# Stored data
* BEGIN *

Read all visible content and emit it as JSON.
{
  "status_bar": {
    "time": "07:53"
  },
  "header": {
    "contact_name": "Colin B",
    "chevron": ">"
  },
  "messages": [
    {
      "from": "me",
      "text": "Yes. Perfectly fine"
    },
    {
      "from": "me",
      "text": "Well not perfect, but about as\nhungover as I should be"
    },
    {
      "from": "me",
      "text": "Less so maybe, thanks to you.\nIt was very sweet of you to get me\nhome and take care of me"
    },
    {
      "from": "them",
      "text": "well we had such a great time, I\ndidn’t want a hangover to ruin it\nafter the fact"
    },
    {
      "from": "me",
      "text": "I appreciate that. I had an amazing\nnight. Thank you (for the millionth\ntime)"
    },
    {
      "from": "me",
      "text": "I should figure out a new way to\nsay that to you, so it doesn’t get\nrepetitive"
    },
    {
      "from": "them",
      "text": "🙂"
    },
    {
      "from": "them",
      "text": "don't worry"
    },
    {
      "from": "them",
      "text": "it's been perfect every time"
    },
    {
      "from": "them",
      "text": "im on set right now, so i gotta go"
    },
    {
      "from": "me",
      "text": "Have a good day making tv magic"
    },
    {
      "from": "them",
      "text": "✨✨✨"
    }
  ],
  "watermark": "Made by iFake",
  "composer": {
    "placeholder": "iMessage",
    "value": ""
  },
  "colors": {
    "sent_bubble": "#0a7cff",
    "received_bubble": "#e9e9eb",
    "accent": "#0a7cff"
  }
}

* END *

# EXERCISE DESCRIPTION
Pull out each line of the entries that contains "should".

# ANSWER TO THIS EXERCISE
      "text": "Well not perfect, but about as\nhungover as I should be"
      "text": "I should figure out a new way to\nsay that to you, so it doesn’t get\nrepetitive"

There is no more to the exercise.